═════ Records shown

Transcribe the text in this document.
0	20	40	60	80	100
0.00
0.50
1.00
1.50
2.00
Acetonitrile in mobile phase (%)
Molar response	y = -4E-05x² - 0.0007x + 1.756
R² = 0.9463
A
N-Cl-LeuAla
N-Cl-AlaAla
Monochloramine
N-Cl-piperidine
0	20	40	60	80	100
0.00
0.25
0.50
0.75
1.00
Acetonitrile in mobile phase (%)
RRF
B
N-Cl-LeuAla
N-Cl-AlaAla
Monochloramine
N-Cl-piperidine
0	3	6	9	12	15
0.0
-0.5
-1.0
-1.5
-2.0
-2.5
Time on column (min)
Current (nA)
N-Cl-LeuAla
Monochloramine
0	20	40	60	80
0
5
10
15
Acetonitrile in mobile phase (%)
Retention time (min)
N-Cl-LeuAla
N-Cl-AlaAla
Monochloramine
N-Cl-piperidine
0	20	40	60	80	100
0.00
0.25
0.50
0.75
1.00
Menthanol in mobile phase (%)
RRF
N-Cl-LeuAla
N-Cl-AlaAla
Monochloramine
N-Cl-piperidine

══════════

From the records above, extract every line exactly as it stands.

Transcribe the text in this document.
0	20	40	60	80	100
0.00
0.50
1.00
1.50
2.00
Acetonitrile in mobile phase (%)
Molar response	y = -4E-05x² - 0.0007x + 1.756
R² = 0.9463
A
N-Cl-LeuAla
N-Cl-AlaAla
Monochloramine
N-Cl-piperidine
0	20	40	60	80	100
0.00
0.25
0.50
0.75
1.00
Acetonitrile in mobile phase (%)
RRF
B
N-Cl-LeuAla
N-Cl-AlaAla
Monochloramine
N-Cl-piperidine
0	3	6	9	12	15
0.0
-0.5
-1.0
-1.5
-2.0
-2.5
Time on column (min)
Current (nA)
N-Cl-LeuAla
Monochloramine
0	20	40	60	80
0
5
10
15
Acetonitrile in mobile phase (%)
Retention time (min)
N-Cl-LeuAla
N-Cl-AlaAla
Monochloramine
N-Cl-piperidine
0	20	40	60	80	100
0.00
0.25
0.50
0.75
1.00
Menthanol in mobile phase (%)
RRF
N-Cl-LeuAla
N-Cl-AlaAla
Monochloramine
N-Cl-piperidine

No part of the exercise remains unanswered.